Dataset records
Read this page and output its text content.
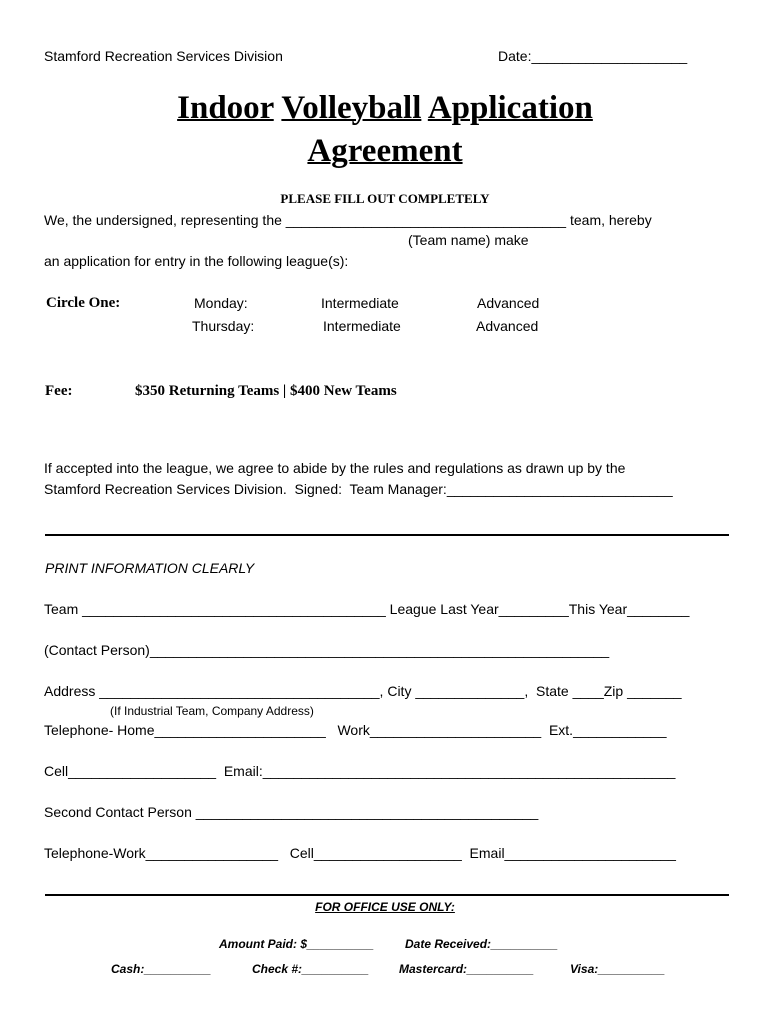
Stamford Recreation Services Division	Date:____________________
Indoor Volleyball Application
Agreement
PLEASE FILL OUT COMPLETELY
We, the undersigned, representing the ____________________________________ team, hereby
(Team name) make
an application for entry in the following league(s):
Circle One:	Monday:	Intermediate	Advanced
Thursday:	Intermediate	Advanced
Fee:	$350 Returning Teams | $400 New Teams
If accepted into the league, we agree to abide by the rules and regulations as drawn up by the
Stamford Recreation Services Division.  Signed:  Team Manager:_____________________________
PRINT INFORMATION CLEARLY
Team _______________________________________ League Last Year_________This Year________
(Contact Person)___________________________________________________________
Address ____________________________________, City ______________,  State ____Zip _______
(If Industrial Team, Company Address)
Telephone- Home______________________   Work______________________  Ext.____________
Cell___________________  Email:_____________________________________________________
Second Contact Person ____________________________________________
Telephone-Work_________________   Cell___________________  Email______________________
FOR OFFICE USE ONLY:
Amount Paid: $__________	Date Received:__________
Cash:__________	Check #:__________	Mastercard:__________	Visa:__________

* [Task objective]:
Filter the entries and copy out every line with the word "Date".

* [Exercise response]:
Stamford Recreation Services Division	Date:____________________
Amount Paid: $__________	Date Received:__________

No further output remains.